— Begin —
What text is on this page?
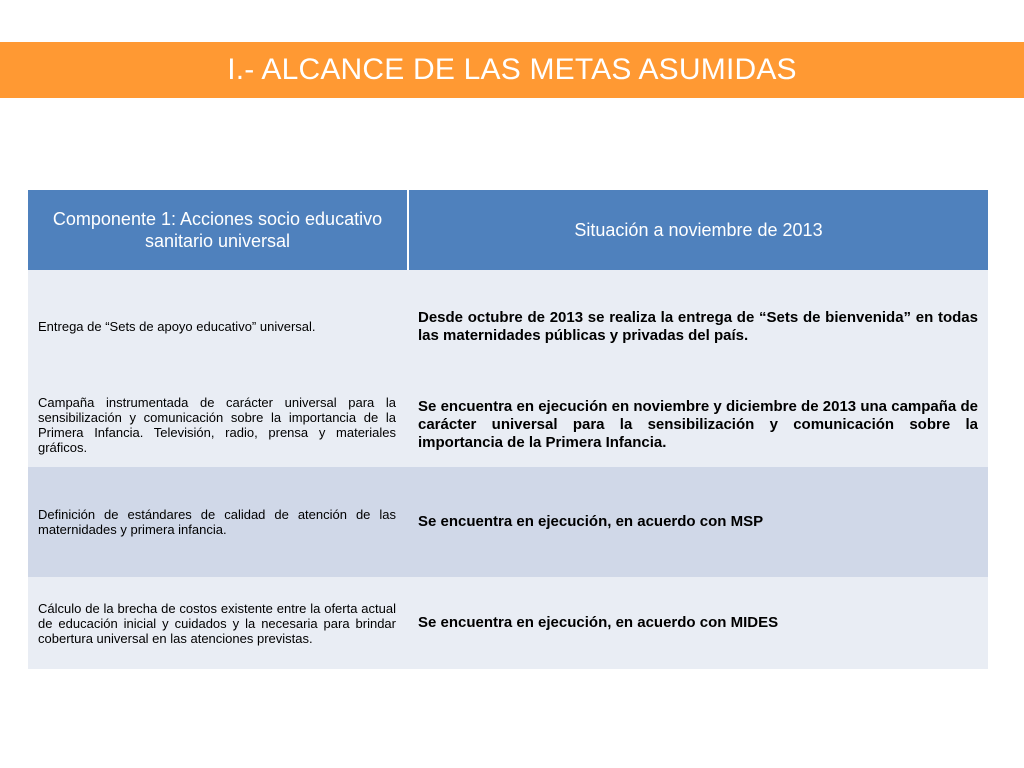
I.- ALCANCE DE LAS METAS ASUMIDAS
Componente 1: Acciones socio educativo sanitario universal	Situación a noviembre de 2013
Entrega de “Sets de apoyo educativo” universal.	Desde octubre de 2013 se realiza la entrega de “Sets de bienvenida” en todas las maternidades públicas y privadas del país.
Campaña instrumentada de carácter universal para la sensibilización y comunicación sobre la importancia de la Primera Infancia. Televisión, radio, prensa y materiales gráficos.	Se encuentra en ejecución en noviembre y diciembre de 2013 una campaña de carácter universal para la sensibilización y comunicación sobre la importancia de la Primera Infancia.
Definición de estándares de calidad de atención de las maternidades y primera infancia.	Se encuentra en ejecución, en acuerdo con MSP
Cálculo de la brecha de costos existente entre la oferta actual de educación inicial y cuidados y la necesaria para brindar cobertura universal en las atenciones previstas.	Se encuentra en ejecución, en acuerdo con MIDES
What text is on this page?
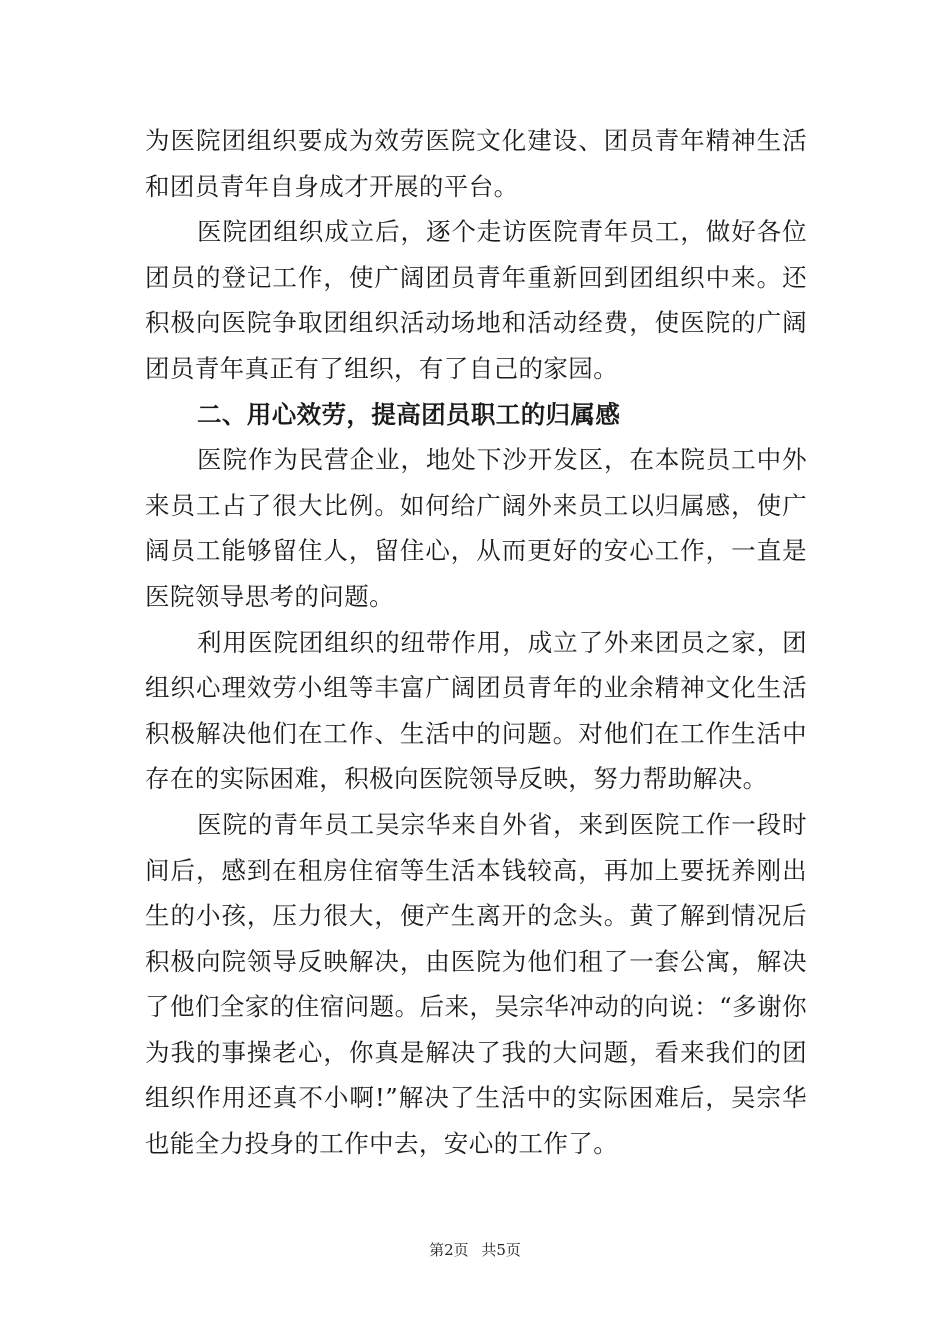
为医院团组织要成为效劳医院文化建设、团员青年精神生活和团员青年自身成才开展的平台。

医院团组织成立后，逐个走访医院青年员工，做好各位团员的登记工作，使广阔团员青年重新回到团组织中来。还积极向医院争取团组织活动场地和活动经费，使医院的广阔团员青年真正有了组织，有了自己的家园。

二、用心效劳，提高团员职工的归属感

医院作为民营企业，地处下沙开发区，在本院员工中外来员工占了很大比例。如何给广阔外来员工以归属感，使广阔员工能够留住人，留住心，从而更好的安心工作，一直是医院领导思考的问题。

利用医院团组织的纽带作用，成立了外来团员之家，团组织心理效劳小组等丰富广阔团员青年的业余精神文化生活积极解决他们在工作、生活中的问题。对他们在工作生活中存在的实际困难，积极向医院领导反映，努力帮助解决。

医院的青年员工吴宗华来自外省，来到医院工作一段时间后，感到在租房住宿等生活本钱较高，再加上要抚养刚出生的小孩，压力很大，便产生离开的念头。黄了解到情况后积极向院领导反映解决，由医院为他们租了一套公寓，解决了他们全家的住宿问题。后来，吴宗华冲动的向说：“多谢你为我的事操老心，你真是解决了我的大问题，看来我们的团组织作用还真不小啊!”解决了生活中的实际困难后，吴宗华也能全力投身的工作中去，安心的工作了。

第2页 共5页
— End —
— Begin —
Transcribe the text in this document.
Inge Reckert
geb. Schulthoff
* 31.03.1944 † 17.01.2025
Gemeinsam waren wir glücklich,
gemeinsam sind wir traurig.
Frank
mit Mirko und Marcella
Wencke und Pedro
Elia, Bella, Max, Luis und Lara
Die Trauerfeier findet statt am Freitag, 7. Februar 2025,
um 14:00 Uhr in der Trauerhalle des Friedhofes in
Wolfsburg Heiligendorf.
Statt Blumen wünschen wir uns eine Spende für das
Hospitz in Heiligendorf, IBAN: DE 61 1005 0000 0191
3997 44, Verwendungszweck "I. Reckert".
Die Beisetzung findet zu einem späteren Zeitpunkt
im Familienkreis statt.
— End —
- The request -
Gather each line of the records holding the string "encuentra".

- Problem solution -
Campaña instrumentada de carácter universal para la sensibilización y comunicación sobre la importancia de la Primera Infancia. Televisión, radio, prensa y materiales gráficos.	Se encuentra en ejecución en noviembre y diciembre de 2013 una campaña de carácter universal para la sensibilización y comunicación sobre la importancia de la Primera Infancia.
Definición de estándares de calidad de atención de las maternidades y primera infancia.	Se encuentra en ejecución, en acuerdo con MSP
Cálculo de la brecha de costos existente entre la oferta actual de educación inicial y cuidados y la necesaria para brindar cobertura universal en las atenciones previstas.	Se encuentra en ejecución, en acuerdo con MIDES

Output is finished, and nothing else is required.